%%

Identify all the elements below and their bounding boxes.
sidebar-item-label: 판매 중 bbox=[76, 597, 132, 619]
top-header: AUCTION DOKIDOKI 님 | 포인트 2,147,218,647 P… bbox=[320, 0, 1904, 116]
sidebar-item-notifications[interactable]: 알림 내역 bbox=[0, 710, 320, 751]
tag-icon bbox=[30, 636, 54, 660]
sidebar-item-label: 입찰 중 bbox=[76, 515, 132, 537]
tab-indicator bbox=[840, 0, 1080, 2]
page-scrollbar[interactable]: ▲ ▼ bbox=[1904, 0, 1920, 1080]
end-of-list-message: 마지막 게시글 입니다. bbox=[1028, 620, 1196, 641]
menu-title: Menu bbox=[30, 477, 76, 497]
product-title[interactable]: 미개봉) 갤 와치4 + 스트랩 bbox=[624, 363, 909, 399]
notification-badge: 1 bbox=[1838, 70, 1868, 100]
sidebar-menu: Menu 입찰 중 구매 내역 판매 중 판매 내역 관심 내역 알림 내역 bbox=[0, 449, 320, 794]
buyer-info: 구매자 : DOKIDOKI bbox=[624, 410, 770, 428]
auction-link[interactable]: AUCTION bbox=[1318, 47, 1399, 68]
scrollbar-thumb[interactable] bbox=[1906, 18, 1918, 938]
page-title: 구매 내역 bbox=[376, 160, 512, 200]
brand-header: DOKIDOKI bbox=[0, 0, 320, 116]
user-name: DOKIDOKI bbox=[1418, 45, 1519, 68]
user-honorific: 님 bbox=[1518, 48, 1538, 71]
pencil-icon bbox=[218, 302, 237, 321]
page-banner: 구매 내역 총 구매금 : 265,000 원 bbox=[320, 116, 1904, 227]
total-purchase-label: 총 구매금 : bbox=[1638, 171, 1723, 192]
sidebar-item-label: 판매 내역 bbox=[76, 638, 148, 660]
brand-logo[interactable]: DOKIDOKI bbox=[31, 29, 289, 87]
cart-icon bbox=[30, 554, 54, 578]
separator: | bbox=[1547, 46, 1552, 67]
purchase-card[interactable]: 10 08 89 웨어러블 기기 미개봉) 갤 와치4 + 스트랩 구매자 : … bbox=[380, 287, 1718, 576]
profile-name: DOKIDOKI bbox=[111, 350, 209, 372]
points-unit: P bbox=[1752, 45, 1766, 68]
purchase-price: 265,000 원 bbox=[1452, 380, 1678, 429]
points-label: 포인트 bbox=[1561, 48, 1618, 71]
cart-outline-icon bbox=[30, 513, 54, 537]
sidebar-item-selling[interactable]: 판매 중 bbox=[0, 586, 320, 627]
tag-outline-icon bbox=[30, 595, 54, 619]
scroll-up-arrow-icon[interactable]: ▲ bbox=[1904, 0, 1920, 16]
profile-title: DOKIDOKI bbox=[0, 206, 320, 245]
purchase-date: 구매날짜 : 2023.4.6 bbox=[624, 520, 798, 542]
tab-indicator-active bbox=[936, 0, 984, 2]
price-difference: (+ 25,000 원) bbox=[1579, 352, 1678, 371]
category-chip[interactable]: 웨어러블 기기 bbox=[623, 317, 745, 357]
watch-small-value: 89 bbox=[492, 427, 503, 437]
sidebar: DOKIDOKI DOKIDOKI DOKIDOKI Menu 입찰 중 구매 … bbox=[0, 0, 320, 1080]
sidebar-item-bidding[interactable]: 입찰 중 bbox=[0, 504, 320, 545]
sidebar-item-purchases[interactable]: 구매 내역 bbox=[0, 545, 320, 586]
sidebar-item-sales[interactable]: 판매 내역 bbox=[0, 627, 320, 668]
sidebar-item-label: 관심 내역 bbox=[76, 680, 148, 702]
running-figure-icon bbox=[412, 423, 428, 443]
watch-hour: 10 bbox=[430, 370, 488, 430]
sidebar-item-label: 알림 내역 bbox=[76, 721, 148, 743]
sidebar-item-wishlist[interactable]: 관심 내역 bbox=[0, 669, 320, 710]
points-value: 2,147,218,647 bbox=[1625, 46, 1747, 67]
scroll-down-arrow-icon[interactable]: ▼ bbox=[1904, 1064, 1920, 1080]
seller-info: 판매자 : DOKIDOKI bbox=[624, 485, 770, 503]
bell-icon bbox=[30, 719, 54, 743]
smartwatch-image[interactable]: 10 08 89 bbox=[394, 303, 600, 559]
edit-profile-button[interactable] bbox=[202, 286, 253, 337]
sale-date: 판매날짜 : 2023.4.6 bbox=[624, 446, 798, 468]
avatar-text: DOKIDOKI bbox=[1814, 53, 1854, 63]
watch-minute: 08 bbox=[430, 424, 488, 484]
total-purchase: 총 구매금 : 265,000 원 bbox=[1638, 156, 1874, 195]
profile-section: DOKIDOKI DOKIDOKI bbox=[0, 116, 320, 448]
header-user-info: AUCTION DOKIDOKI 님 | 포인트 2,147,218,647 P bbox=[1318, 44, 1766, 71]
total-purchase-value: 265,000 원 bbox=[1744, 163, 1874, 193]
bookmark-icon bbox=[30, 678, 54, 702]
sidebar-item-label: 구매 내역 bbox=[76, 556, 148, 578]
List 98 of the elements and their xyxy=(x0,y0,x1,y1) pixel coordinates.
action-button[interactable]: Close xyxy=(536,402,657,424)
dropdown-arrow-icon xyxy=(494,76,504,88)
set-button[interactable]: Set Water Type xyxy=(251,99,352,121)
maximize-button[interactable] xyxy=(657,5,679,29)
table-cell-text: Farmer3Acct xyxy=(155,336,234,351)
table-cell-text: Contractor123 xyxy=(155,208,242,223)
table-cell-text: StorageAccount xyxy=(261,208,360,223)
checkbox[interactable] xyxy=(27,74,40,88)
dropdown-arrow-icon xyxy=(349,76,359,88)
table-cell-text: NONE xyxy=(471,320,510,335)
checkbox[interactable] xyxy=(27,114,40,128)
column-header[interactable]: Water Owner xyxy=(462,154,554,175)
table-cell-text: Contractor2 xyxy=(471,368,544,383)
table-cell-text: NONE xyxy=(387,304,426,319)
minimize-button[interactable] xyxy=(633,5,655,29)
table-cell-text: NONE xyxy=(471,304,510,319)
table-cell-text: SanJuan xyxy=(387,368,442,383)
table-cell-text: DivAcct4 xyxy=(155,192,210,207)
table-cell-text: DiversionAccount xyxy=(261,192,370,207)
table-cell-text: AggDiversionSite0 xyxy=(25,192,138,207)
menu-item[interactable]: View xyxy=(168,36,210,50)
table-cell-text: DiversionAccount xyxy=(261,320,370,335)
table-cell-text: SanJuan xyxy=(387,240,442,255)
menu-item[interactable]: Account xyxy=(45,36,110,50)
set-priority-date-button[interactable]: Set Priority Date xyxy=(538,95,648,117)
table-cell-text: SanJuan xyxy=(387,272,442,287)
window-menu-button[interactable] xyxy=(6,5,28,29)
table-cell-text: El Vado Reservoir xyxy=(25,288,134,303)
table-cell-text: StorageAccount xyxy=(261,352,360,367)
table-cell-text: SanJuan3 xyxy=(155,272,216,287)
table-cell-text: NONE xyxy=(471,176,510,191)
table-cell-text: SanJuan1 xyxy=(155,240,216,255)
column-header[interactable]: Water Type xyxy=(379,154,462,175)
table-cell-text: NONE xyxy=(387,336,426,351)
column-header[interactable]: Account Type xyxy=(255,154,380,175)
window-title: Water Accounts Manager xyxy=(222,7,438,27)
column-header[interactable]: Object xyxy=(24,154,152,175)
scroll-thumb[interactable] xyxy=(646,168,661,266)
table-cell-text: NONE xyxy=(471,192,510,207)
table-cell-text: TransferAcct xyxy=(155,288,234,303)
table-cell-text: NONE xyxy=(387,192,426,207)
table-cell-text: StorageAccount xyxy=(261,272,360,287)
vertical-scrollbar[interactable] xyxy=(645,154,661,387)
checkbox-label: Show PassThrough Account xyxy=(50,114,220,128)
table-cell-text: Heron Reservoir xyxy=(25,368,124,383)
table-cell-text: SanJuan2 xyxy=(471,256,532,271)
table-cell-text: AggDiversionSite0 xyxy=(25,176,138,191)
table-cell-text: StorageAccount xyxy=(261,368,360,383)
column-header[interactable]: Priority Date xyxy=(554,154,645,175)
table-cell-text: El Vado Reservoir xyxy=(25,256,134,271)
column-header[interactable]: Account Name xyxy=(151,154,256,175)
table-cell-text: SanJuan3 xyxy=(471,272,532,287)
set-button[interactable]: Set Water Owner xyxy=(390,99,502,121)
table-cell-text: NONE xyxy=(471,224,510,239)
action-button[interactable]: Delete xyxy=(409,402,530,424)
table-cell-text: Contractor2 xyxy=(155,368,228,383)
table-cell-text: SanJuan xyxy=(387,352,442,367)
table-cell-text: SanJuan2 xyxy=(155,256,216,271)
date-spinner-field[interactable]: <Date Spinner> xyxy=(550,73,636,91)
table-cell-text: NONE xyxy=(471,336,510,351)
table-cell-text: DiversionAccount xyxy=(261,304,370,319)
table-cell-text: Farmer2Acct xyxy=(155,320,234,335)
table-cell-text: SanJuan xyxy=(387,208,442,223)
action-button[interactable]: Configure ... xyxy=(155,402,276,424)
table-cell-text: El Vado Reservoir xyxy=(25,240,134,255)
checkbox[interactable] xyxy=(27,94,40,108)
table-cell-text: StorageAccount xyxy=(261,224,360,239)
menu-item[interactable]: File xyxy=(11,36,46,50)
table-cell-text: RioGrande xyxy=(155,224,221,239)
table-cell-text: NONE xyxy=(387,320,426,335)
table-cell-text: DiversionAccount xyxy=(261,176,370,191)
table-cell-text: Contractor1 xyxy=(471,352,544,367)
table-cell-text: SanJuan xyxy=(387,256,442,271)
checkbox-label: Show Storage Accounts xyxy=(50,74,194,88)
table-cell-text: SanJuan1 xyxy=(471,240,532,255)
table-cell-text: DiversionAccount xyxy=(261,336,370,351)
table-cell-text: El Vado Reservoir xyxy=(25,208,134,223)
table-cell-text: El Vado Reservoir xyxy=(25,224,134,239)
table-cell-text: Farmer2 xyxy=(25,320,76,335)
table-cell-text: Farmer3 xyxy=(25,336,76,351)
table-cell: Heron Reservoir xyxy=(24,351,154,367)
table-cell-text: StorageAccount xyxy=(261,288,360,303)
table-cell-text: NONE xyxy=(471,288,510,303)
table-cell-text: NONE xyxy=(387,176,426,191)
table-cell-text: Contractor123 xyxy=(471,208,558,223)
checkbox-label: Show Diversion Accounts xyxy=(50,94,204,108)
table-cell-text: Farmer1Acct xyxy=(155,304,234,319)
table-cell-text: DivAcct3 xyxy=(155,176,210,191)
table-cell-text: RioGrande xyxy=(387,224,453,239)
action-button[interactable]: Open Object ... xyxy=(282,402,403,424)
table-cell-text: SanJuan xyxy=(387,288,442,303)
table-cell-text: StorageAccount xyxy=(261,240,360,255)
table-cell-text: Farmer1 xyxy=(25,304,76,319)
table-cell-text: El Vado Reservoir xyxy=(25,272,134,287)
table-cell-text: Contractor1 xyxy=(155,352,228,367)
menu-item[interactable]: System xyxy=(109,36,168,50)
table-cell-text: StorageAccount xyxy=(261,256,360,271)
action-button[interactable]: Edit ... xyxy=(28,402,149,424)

%%

[TASK]:
Copy out the data word for word, starting with the first line and going on through the line that contains "auction-link[interactable]: AUCTION bbox=[1318, 47, 1399, 68]", including that line.

[WRITTEN SOLUTION]:
Identify all the elements below and their bounding boxes.
sidebar-item-label: 판매 중 bbox=[76, 597, 132, 619]
top-header: AUCTION DOKIDOKI 님 | 포인트 2,147,218,647 P… bbox=[320, 0, 1904, 116]
sidebar-item-notifications[interactable]: 알림 내역 bbox=[0, 710, 320, 751]
tag-icon bbox=[30, 636, 54, 660]
sidebar-item-label: 입찰 중 bbox=[76, 515, 132, 537]
tab-indicator bbox=[840, 0, 1080, 2]
page-scrollbar[interactable]: ▲ ▼ bbox=[1904, 0, 1920, 1080]
end-of-list-message: 마지막 게시글 입니다. bbox=[1028, 620, 1196, 641]
menu-title: Menu bbox=[30, 477, 76, 497]
product-title[interactable]: 미개봉) 갤 와치4 + 스트랩 bbox=[624, 363, 909, 399]
notification-badge: 1 bbox=[1838, 70, 1868, 100]
sidebar-menu: Menu 입찰 중 구매 내역 판매 중 판매 내역 관심 내역 알림 내역 bbox=[0, 449, 320, 794]
buyer-info: 구매자 : DOKIDOKI bbox=[624, 410, 770, 428]
auction-link[interactable]: AUCTION bbox=[1318, 47, 1399, 68]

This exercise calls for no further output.